Give the number of lines in the listing that hold the word "специалиста". Write nothing but that number.

Records:
================================
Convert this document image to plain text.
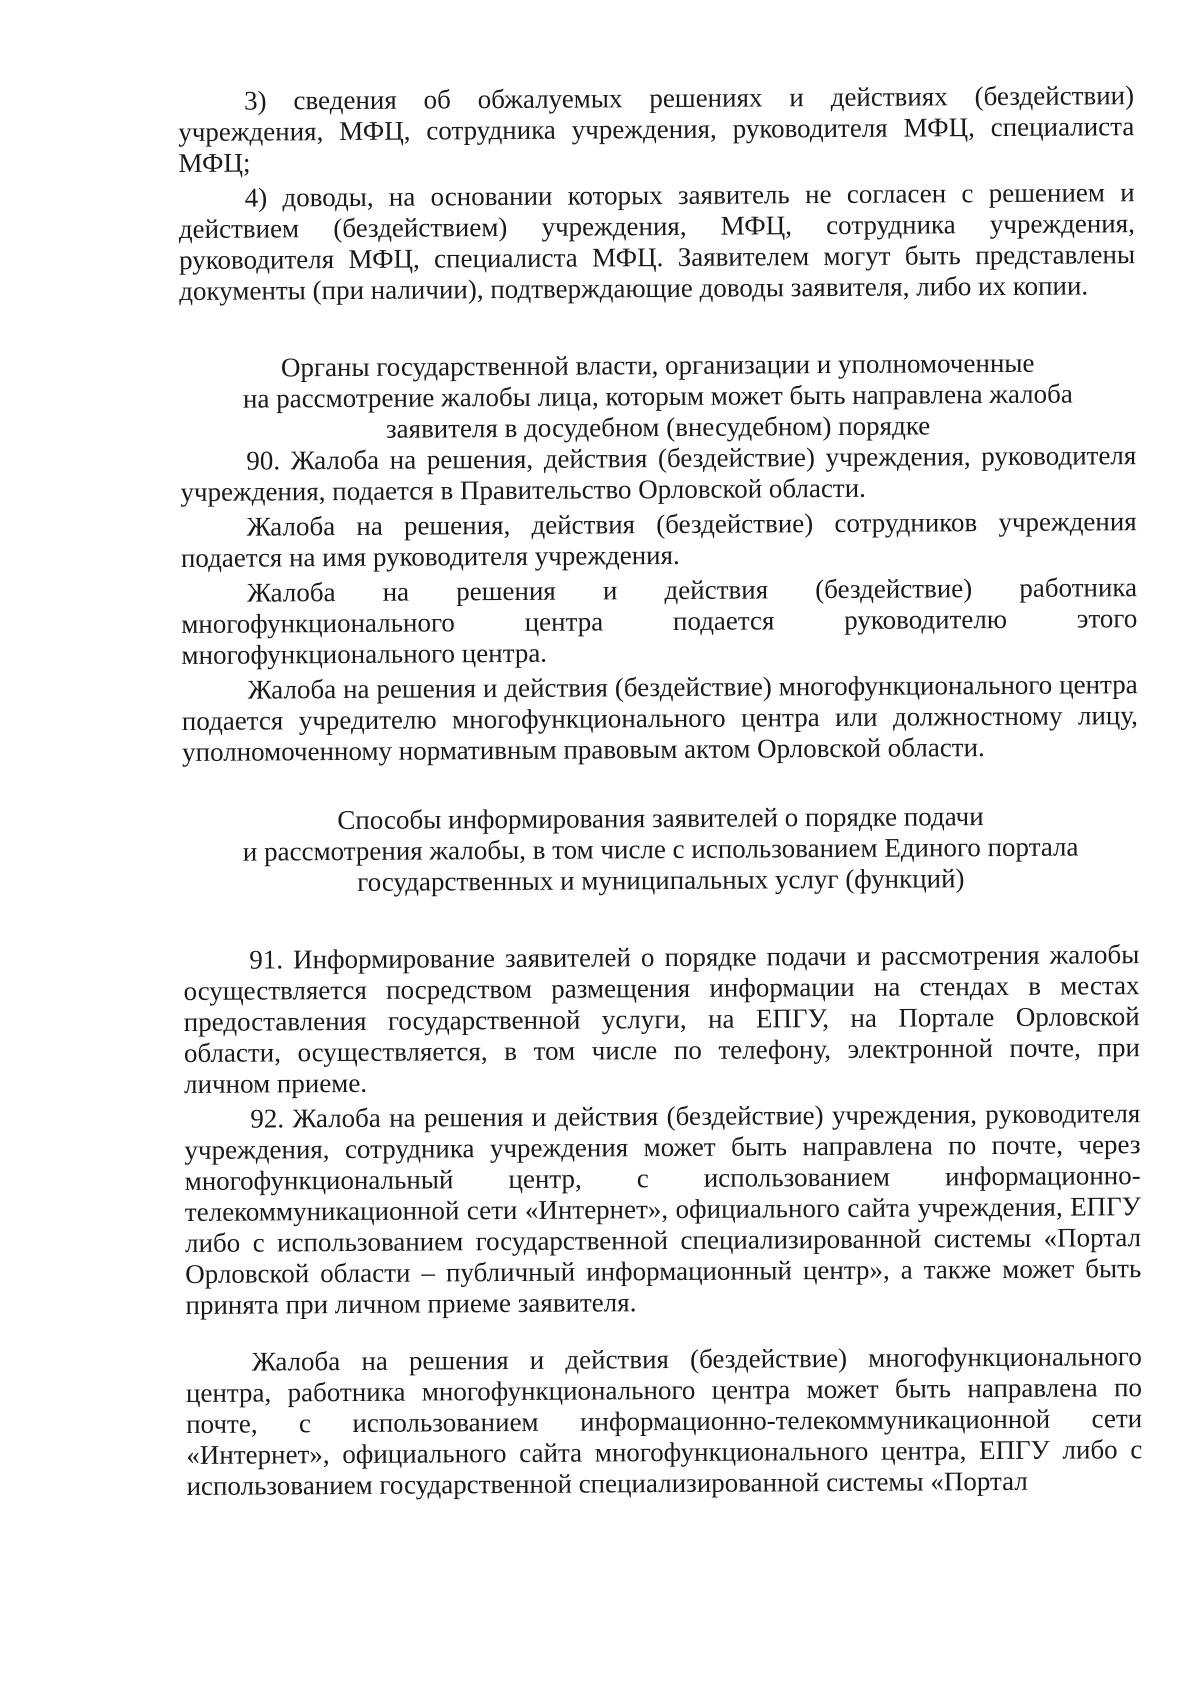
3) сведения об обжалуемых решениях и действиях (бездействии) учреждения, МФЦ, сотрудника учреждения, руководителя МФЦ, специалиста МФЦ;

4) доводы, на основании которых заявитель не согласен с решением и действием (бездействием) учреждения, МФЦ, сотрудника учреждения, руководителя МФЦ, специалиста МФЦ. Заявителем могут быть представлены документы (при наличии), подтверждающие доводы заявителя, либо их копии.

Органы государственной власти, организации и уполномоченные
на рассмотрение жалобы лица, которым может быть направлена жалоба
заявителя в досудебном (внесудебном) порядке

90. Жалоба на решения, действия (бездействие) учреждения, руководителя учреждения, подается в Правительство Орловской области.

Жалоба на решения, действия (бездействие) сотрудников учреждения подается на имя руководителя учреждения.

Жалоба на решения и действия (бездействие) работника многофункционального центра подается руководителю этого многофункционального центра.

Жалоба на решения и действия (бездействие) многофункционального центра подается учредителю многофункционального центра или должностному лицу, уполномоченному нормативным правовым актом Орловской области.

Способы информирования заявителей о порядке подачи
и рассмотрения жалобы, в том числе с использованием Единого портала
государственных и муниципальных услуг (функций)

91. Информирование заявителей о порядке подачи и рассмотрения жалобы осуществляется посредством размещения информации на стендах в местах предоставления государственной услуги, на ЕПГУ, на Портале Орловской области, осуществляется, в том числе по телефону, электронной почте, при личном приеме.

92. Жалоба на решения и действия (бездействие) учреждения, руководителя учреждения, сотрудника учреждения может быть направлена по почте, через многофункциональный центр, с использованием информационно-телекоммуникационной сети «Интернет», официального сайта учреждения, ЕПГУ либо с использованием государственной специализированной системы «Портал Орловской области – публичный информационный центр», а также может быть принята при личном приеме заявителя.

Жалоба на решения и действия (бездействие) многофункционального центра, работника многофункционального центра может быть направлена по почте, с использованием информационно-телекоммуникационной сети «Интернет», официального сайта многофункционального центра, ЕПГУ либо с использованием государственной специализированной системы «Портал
================================
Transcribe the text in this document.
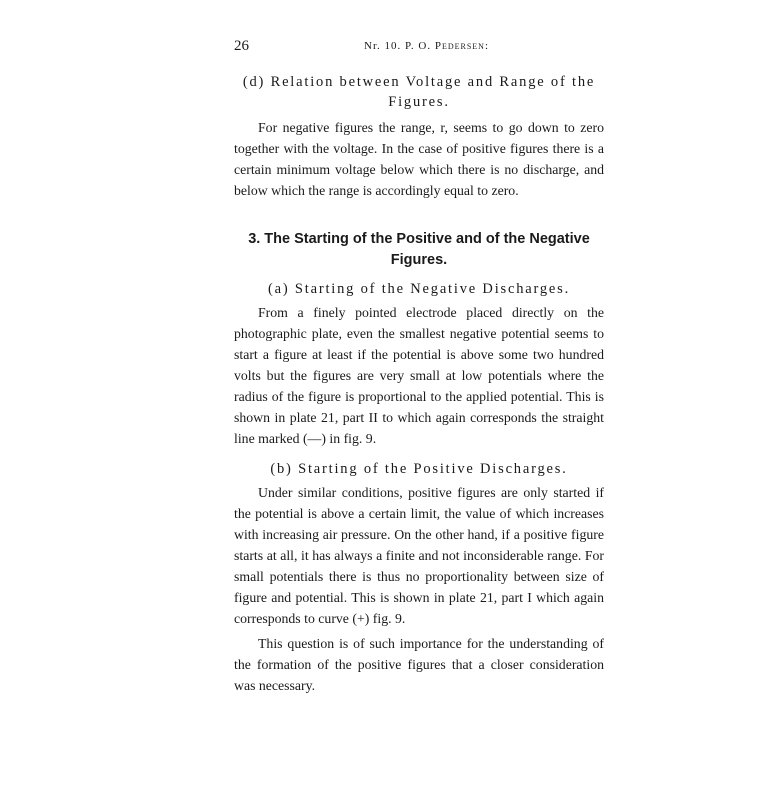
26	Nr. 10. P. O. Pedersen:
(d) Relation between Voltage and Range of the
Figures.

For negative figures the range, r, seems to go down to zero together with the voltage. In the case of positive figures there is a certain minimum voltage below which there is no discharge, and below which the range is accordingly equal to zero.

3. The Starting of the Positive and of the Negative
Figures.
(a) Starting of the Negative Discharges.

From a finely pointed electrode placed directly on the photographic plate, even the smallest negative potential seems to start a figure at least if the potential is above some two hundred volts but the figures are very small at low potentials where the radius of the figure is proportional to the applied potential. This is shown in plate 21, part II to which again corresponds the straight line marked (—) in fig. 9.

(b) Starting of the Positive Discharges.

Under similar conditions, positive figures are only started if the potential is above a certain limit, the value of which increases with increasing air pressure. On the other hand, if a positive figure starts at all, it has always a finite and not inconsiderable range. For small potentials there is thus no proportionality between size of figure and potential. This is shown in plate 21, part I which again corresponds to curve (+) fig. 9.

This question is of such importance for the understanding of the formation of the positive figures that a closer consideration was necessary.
================================
Task result: 2